#### [WHAT IS NEEDED]
An exact transcription of the data below is needed.
────
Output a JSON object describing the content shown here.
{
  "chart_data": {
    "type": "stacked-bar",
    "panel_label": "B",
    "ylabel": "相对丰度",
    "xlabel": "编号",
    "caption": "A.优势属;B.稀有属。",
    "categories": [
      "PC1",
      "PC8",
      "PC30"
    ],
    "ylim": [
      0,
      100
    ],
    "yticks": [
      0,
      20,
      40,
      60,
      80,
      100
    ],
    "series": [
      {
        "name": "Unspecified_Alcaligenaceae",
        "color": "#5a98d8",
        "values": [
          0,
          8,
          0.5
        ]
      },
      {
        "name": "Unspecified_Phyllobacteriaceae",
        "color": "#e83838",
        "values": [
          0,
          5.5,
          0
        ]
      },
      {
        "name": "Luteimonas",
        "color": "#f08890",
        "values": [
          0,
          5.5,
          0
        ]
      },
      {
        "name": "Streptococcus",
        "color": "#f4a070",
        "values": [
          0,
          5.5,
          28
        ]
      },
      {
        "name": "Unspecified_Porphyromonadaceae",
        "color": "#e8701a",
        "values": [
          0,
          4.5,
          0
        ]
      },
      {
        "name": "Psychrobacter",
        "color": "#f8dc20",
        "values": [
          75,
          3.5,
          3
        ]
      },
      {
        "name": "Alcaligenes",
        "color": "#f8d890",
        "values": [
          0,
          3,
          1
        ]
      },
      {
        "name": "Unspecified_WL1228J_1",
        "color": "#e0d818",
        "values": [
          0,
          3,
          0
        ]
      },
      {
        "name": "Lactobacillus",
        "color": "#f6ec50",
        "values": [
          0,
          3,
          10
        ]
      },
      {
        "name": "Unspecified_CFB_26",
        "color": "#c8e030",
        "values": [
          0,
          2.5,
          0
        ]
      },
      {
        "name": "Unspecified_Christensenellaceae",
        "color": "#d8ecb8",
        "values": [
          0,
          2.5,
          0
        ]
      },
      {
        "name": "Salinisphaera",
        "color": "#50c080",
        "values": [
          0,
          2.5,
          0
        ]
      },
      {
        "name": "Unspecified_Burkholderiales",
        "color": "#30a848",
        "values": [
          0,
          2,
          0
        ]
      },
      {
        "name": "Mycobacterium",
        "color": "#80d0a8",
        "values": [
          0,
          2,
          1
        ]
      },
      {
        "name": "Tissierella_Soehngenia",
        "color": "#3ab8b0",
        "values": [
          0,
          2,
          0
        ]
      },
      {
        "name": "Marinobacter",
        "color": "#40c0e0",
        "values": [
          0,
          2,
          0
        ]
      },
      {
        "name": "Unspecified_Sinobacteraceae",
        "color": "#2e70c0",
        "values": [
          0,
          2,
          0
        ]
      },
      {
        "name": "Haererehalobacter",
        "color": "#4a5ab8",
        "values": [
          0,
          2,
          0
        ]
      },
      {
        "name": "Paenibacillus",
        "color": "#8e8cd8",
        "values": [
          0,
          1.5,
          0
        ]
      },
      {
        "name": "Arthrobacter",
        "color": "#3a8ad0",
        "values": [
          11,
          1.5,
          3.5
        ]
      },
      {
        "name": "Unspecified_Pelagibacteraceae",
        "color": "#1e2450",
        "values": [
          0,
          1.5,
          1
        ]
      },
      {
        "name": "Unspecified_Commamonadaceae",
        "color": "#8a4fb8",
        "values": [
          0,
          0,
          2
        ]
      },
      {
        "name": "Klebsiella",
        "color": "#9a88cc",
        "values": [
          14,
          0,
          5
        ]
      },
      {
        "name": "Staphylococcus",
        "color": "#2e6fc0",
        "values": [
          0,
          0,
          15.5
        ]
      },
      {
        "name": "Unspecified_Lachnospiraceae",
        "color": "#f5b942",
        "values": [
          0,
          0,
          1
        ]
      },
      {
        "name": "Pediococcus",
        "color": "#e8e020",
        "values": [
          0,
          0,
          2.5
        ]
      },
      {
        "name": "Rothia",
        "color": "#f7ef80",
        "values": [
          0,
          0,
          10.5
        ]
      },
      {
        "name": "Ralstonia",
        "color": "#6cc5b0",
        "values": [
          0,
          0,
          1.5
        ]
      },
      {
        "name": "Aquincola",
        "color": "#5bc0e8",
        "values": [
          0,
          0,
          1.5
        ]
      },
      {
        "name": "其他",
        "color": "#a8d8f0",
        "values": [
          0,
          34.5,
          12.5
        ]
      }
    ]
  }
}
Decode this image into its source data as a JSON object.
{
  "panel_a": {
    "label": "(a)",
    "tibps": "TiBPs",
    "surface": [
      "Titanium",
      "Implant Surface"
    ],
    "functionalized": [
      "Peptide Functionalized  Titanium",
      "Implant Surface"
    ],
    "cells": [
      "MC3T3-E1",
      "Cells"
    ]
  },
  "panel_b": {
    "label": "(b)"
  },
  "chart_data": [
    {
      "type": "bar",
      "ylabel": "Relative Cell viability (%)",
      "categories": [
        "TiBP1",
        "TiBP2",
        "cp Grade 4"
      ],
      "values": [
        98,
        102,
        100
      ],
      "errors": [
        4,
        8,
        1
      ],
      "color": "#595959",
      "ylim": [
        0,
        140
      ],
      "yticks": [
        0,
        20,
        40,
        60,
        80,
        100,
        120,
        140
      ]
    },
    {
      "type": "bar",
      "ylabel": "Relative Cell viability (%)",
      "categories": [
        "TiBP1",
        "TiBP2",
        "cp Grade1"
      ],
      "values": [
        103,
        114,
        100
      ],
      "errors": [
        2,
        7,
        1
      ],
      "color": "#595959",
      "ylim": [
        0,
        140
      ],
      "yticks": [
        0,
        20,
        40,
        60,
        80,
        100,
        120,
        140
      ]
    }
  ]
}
────
#### [SOLUTION]
Output a JSON object describing the content shown here.
{
  "chart_data": {
    "type": "stacked-bar",
    "panel_label": "B",
    "ylabel": "相对丰度",
    "xlabel": "编号",
    "caption": "A.优势属;B.稀有属。",
    "categories": [
      "PC1",
      "PC8",
      "PC30"
    ],
    "ylim": [
      0,
      100
    ],
    "yticks": [
      0,
      20,
      40,
      60,
      80,
      100
    ],
    "series": [
      {
        "name": "Unspecified_Alcaligenaceae",
        "color": "#5a98d8",
        "values": [
          0,
          8,
          0.5
        ]
      },
      {
        "name": "Unspecified_Phyllobacteriaceae",
        "color": "#e83838",
        "values": [
          0,
          5.5,
          0
        ]
      },
      {
        "name": "Luteimonas",
        "color": "#f08890",
        "values": [
          0,
          5.5,
          0
        ]
      },
      {
        "name": "Streptococcus",
        "color": "#f4a070",
        "values": [
          0,
          5.5,
          28
        ]
      },
      {
        "name": "Unspecified_Porphyromonadaceae",
        "color": "#e8701a",
        "values": [
          0,
          4.5,
          0
        ]
      },
      {
        "name": "Psychrobacter",
        "color": "#f8dc20",
        "values": [
          75,
          3.5,
          3
        ]
      },
      {
        "name": "Alcaligenes",
        "color": "#f8d890",
        "values": [
          0,
          3,
          1
        ]
      },
      {
        "name": "Unspecified_WL1228J_1",
        "color": "#e0d818",
        "values": [
          0,
          3,
          0
        ]
      },
      {
        "name": "Lactobacillus",
        "color": "#f6ec50",
        "values": [
          0,
          3,
          10
        ]
      },
      {
        "name": "Unspecified_CFB_26",
        "color": "#c8e030",
        "values": [
          0,
          2.5,
          0
        ]
      },
      {
        "name": "Unspecified_Christensenellaceae",
        "color": "#d8ecb8",
        "values": [
          0,
          2.5,
          0
        ]
      },
      {
        "name": "Salinisphaera",
        "color": "#50c080",
        "values": [
          0,
          2.5,
          0
        ]
      },
      {
        "name": "Unspecified_Burkholderiales",
        "color": "#30a848",
        "values": [
          0,
          2,
          0
        ]
      },
      {
        "name": "Mycobacterium",
        "color": "#80d0a8",
        "values": [
          0,
          2,
          1
        ]
      },
      {
        "name": "Tissierella_Soehngenia",
        "color": "#3ab8b0",
        "values": [
          0,
          2,
          0
        ]
      },
      {
        "name": "Marinobacter",
        "color": "#40c0e0",
        "values": [
          0,
          2,
          0
        ]
      },
      {
        "name": "Unspecified_Sinobacteraceae",
        "color": "#2e70c0",
        "values": [
          0,
          2,
          0
        ]
      },
      {
        "name": "Haererehalobacter",
        "color": "#4a5ab8",
        "values": [
          0,
          2,
          0
        ]
      },
      {
        "name": "Paenibacillus",
        "color": "#8e8cd8",
        "values": [
          0,
          1.5,
          0
        ]
      },
      {
        "name": "Arthrobacter",
        "color": "#3a8ad0",
        "values": [
          11,
          1.5,
          3.5
        ]
      },
      {
        "name": "Unspecified_Pelagibacteraceae",
        "color": "#1e2450",
        "values": [
          0,
          1.5,
          1
        ]
      },
      {
        "name": "Unspecified_Commamonadaceae",
        "color": "#8a4fb8",
        "values": [
          0,
          0,
          2
        ]
      },
      {
        "name": "Klebsiella",
        "color": "#9a88cc",
        "values": [
          14,
          0,
          5
        ]
      },
      {
        "name": "Staphylococcus",
        "color": "#2e6fc0",
        "values": [
          0,
          0,
          15.5
        ]
      },
      {
        "name": "Unspecified_Lachnospiraceae",
        "color": "#f5b942",
        "values": [
          0,
          0,
          1
        ]
      },
      {
        "name": "Pediococcus",
        "color": "#e8e020",
        "values": [
          0,
          0,
          2.5
        ]
      },
      {
        "name": "Rothia",
        "color": "#f7ef80",
        "values": [
          0,
          0,
          10.5
        ]
      },
      {
        "name": "Ralstonia",
        "color": "#6cc5b0",
        "values": [
          0,
          0,
          1.5
        ]
      },
      {
        "name": "Aquincola",
        "color": "#5bc0e8",
        "values": [
          0,
          0,
          1.5
        ]
      },
      {
        "name": "其他",
        "color": "#a8d8f0",
        "values": [
          0,
          34.5,
          12.5
        ]
      }
    ]
  }
}
Decode this image into its source data as a JSON object.
{
  "panel_a": {
    "label": "(a)",
    "tibps": "TiBPs",
    "surface": [
      "Titanium",
      "Implant Surface"
    ],
    "functionalized": [
      "Peptide Functionalized  Titanium",
      "Implant Surface"
    ],
    "cells": [
      "MC3T3-E1",
      "Cells"
    ]
  },
  "panel_b": {
    "label": "(b)"
  },
  "chart_data": [
    {
      "type": "bar",
      "ylabel": "Relative Cell viability (%)",
      "categories": [
        "TiBP1",
        "TiBP2",
        "cp Grade 4"
      ],
      "values": [
        98,
        102,
        100
      ],
      "errors": [
        4,
        8,
        1
      ],
      "color": "#595959",
      "ylim": [
        0,
        140
      ],
      "yticks": [
        0,
        20,
        40,
        60,
        80,
        100,
        120,
        140
      ]
    },
    {
      "type": "bar",
      "ylabel": "Relative Cell viability (%)",
      "categories": [
        "TiBP1",
        "TiBP2",
        "cp Grade1"
      ],
      "values": [
        103,
        114,
        100
      ],
      "errors": [
        2,
        7,
        1
      ],
      "color": "#595959",
      "ylim": [
        0,
        140
      ],
      "yticks": [
        0,
        20,
        40,
        60,
        80,
        100,
        120,
        140
      ]
    }
  ]
}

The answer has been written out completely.